**WHAT THE EXERCISE ASKS**
Using the listing below, report all lines holding the word "ensemble".

(Collected data entries)

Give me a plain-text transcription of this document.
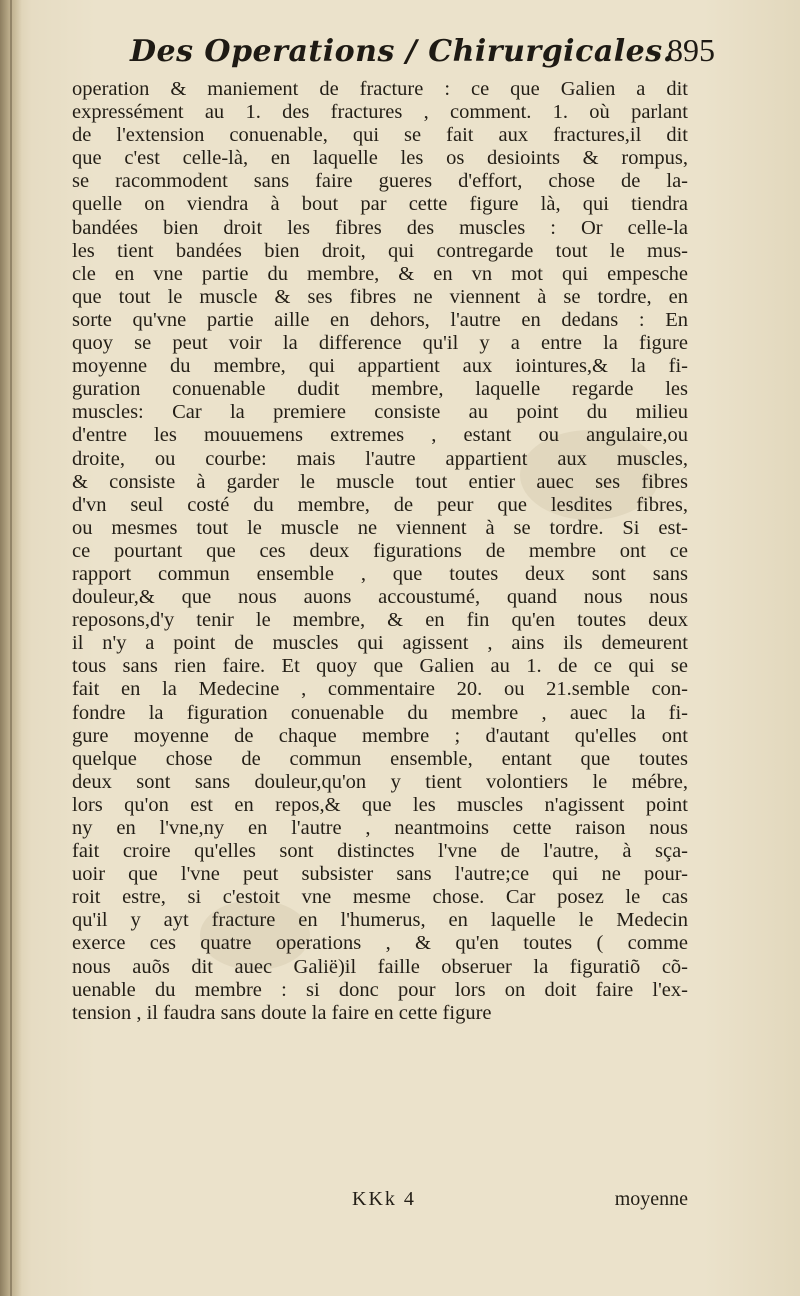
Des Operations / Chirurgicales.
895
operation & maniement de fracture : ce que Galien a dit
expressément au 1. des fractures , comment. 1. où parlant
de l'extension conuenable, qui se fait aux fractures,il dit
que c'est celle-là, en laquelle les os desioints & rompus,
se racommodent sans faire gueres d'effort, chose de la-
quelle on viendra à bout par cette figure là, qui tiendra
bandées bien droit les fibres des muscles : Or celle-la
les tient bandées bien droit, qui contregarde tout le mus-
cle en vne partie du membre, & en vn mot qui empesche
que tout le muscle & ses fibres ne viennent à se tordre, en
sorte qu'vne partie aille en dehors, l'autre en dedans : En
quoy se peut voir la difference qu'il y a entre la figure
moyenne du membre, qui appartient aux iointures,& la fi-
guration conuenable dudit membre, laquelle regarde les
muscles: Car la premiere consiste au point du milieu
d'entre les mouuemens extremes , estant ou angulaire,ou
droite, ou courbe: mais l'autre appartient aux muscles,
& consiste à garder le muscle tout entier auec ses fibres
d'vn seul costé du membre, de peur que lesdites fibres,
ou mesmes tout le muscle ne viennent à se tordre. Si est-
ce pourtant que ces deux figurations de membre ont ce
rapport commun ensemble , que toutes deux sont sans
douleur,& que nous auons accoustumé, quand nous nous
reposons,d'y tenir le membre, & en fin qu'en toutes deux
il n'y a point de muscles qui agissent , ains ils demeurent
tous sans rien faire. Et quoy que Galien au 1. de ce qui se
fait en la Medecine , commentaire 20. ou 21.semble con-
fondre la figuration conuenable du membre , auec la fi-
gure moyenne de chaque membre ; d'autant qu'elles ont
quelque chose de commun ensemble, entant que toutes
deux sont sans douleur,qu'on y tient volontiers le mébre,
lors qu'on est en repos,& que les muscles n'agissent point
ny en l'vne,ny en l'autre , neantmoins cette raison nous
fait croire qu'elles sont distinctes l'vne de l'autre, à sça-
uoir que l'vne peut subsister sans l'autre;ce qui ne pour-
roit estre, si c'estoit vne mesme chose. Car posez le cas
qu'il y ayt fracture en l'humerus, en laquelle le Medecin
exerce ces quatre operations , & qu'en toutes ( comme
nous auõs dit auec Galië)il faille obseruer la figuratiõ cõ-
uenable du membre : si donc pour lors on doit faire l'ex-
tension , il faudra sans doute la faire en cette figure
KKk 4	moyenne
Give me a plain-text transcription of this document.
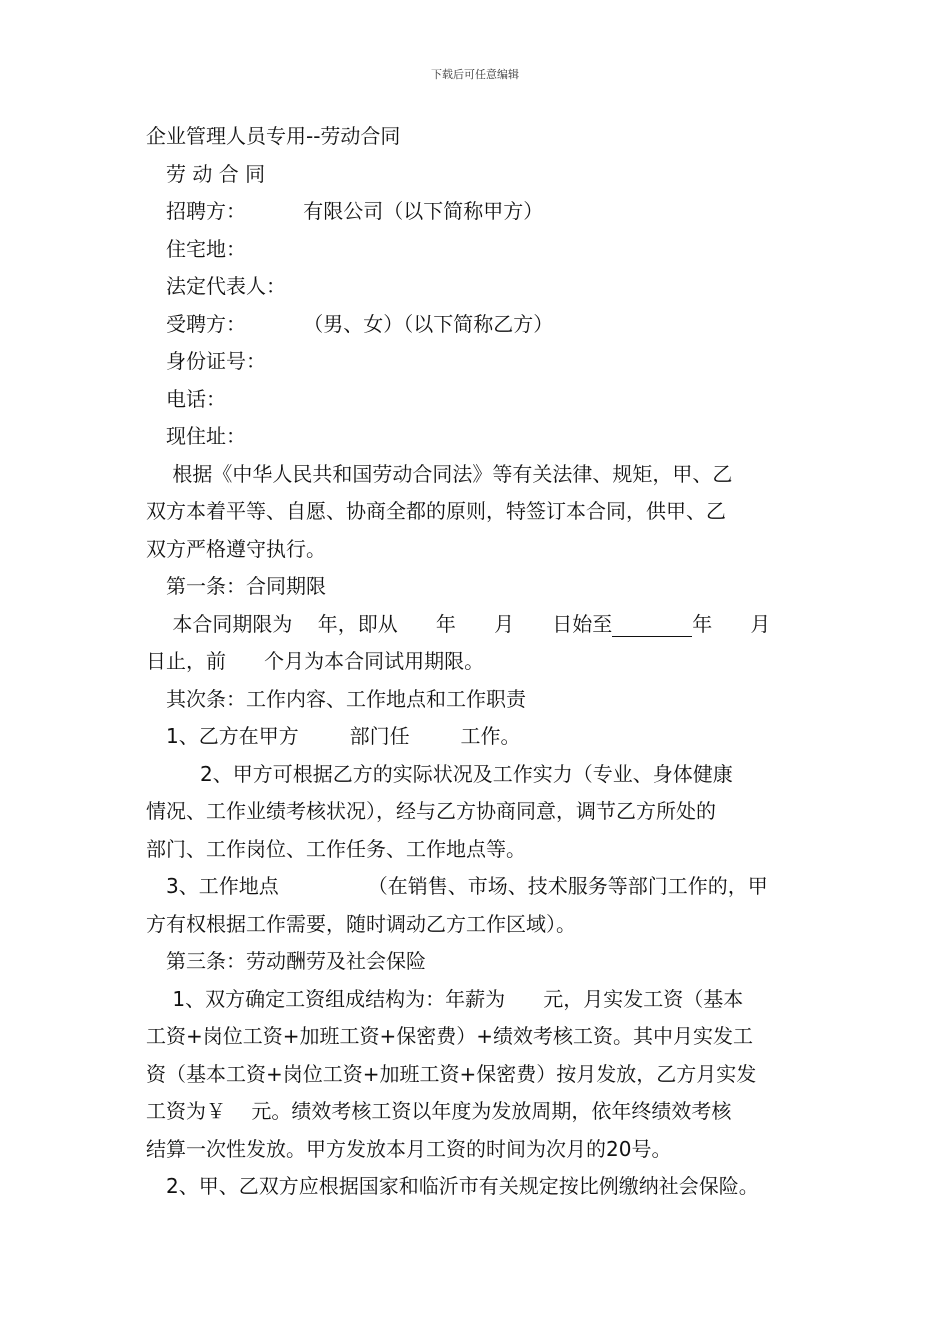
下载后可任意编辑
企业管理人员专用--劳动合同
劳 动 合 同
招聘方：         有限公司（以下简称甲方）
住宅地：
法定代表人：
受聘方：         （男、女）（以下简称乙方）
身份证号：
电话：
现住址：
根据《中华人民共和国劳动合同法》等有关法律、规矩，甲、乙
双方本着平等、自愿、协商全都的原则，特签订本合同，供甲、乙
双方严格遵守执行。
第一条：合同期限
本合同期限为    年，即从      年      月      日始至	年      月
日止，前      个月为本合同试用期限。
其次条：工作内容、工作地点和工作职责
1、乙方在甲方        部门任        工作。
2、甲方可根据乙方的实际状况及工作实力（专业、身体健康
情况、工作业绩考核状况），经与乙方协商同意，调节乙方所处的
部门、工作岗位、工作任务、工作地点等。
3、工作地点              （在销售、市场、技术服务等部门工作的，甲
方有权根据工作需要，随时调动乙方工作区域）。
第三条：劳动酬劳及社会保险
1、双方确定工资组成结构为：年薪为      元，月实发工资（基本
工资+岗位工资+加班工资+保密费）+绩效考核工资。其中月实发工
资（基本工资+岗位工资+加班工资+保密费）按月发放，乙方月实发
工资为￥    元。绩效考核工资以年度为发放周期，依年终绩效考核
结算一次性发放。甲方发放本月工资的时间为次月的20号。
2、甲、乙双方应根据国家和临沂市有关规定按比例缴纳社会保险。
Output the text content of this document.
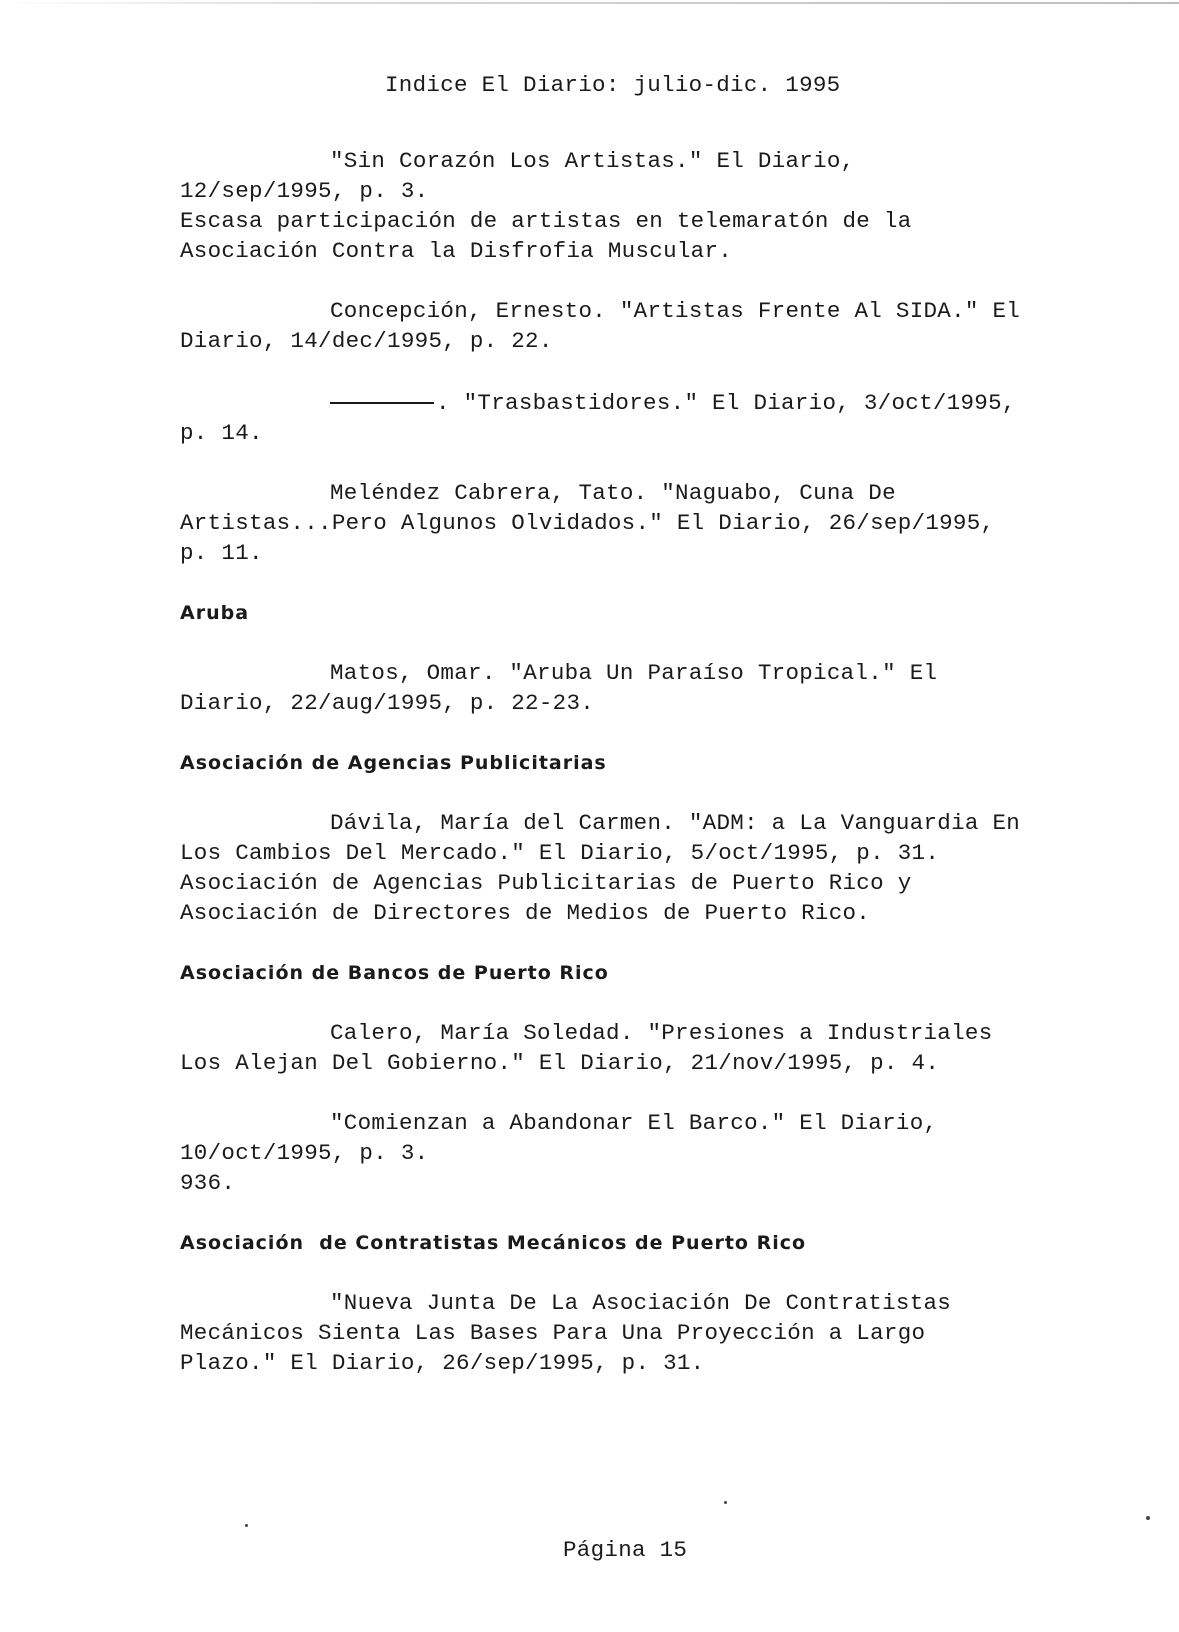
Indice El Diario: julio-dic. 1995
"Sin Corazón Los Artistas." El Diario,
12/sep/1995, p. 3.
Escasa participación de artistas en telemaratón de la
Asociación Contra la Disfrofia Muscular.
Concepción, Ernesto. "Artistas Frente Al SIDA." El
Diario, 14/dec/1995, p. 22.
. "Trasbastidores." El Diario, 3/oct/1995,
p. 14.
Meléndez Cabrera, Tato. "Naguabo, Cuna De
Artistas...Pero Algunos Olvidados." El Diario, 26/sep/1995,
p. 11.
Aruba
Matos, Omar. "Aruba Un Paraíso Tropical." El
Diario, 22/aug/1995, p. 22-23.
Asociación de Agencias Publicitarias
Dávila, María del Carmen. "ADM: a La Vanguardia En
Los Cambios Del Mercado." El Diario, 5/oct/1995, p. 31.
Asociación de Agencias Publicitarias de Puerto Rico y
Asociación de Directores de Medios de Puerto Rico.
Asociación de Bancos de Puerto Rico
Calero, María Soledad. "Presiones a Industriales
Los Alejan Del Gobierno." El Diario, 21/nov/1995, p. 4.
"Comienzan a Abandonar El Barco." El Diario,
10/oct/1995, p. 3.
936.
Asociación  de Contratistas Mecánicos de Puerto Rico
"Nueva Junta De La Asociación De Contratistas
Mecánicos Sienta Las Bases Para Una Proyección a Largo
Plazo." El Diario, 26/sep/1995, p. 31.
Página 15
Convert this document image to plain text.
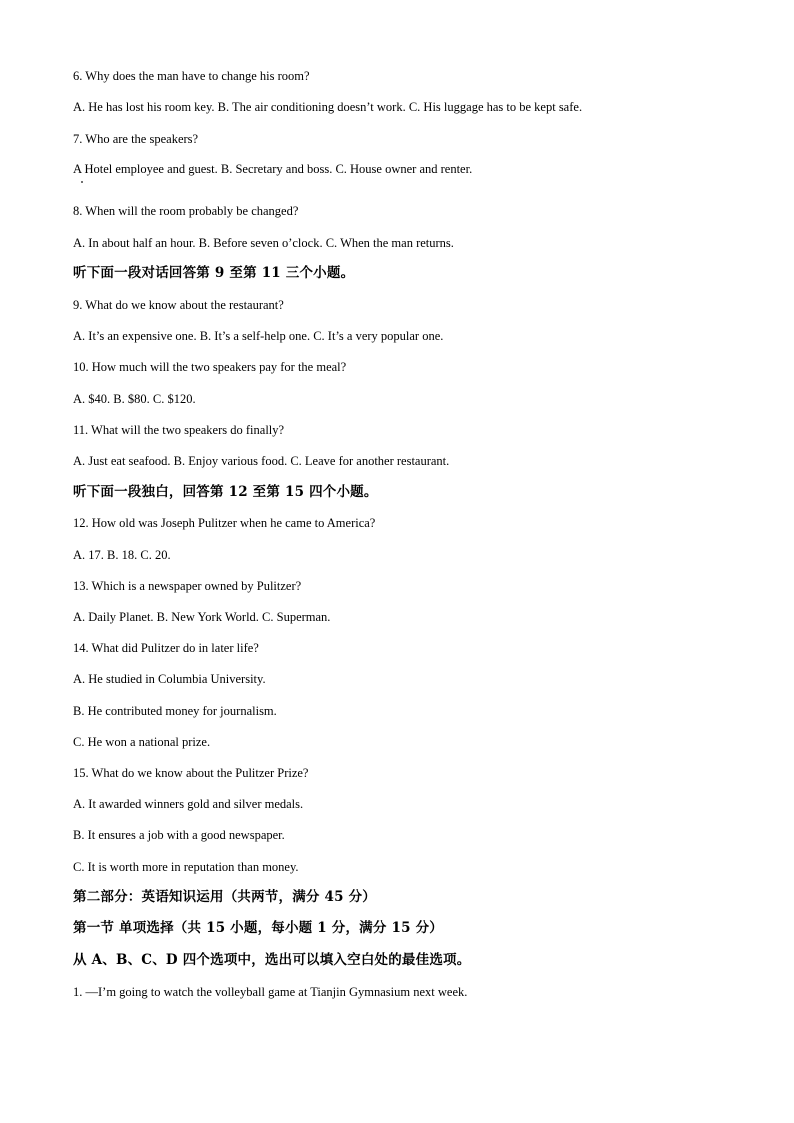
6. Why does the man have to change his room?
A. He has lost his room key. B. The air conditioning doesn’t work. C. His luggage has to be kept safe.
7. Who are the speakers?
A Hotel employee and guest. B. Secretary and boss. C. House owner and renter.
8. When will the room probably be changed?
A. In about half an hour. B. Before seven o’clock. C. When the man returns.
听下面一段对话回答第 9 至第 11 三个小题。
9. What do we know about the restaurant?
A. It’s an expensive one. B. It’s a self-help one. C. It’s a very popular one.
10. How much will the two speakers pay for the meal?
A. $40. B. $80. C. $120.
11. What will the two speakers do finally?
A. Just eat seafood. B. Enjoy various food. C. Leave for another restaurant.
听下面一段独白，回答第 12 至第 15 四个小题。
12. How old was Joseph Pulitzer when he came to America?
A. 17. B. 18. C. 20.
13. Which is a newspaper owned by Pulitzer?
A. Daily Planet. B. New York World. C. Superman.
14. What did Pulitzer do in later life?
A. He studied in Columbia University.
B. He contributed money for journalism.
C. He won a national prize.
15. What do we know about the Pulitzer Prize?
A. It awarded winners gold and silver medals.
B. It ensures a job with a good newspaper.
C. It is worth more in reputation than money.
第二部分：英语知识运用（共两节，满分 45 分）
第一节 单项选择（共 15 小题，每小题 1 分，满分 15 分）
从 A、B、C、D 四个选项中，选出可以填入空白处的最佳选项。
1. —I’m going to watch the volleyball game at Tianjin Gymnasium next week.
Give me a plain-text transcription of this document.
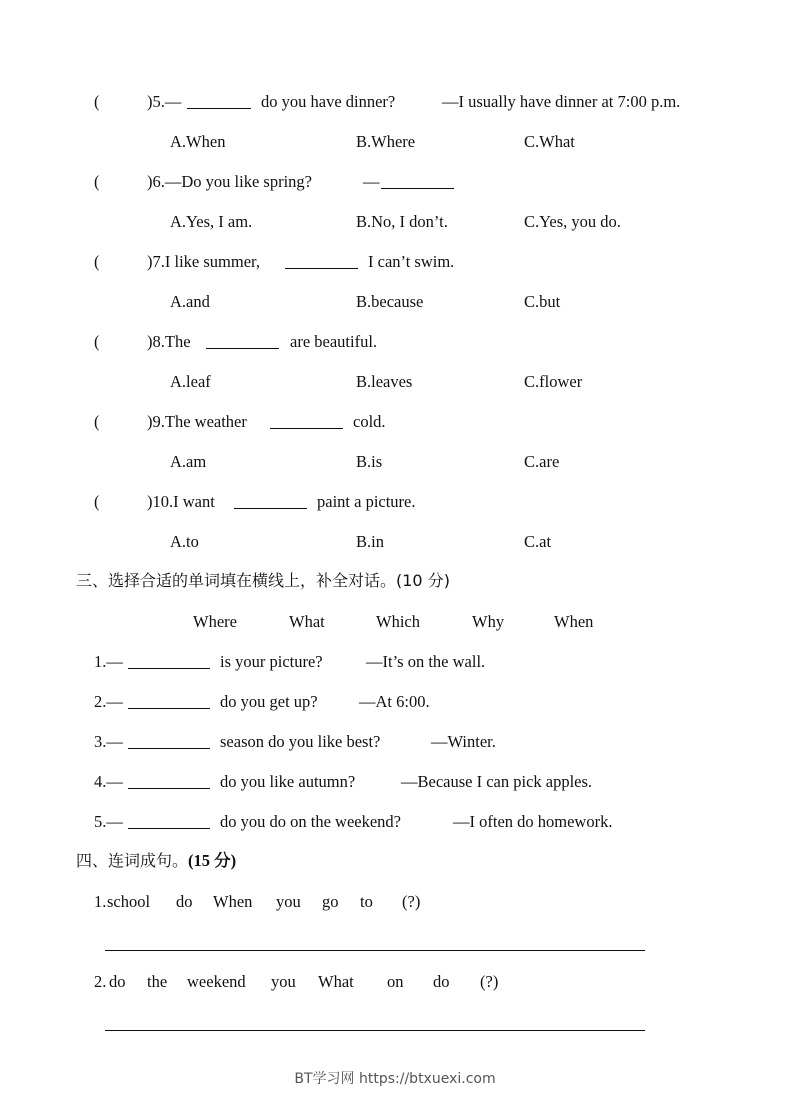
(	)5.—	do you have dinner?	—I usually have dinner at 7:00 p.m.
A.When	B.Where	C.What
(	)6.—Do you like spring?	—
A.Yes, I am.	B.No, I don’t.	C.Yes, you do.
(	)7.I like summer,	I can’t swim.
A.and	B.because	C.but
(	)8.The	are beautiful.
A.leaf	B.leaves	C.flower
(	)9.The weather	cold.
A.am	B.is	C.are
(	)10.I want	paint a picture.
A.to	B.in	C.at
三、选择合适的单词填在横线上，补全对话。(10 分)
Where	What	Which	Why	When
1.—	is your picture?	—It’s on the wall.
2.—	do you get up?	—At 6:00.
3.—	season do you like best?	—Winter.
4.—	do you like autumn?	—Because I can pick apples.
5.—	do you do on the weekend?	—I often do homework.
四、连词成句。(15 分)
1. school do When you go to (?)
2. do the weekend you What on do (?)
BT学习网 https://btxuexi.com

**ANSWER BELOW**
rapport commun ensemble , que toutes deux sont sans
quelque chose de commun ensemble, entant que toutes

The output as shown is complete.